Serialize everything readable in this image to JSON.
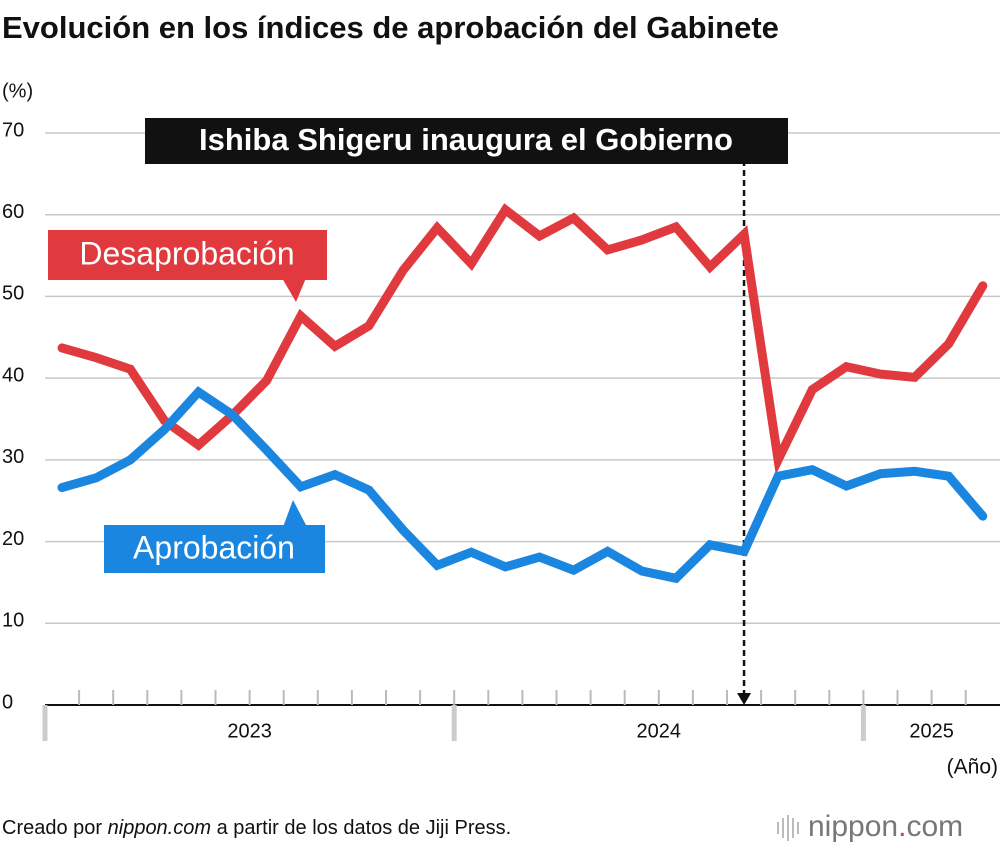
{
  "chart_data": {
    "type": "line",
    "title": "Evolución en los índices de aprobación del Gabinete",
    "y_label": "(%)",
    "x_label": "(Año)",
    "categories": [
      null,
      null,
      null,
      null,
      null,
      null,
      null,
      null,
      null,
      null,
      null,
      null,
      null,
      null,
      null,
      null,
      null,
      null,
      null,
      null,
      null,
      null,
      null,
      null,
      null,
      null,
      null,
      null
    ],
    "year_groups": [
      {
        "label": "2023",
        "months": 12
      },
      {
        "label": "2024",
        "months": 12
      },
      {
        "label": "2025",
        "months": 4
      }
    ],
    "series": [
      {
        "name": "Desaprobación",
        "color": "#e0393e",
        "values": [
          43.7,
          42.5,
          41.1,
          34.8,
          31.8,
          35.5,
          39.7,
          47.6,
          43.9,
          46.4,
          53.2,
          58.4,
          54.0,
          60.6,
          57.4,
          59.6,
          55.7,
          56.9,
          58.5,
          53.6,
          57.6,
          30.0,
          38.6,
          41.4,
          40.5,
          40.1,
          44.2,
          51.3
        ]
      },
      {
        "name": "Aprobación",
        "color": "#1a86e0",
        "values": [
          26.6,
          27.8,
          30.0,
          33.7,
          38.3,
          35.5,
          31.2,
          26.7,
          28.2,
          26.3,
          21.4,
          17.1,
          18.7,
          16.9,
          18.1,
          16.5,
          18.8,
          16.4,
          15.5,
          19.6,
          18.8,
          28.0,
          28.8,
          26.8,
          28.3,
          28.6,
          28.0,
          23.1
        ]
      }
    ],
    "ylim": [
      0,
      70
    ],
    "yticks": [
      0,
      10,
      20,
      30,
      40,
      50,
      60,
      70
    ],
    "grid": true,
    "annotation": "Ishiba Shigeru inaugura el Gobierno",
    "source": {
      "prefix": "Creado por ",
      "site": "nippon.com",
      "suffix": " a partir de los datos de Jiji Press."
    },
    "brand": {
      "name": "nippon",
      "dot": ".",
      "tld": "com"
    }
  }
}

*-*-*

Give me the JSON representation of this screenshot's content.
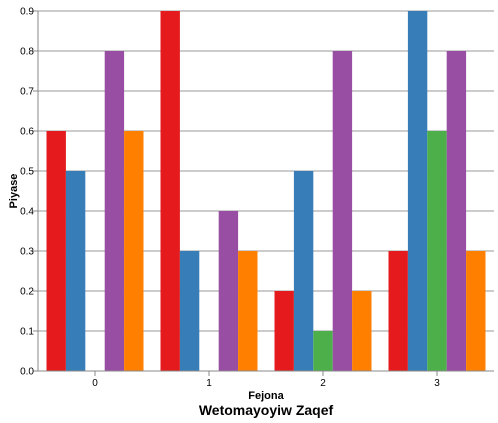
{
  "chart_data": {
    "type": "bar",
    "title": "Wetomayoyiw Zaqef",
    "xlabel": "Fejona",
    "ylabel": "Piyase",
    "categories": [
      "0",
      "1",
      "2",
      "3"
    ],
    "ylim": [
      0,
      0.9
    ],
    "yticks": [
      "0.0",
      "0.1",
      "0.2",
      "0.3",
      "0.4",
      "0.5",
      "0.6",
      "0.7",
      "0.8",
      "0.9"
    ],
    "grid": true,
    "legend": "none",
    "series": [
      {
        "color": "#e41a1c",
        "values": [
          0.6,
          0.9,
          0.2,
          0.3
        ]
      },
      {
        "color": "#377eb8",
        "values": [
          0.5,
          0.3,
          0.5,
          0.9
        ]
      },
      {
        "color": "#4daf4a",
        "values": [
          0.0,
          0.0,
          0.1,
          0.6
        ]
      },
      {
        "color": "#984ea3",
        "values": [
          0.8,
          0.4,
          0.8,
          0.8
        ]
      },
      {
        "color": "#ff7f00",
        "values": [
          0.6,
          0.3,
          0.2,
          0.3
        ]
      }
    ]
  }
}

*-*-*

● WRITTEN TASK
Pull out every line of the entries that includes the word "this".

● RESPONSE
Serialize everything readable in this image to JSON.
Give me the JSON representation of this screenshot's content.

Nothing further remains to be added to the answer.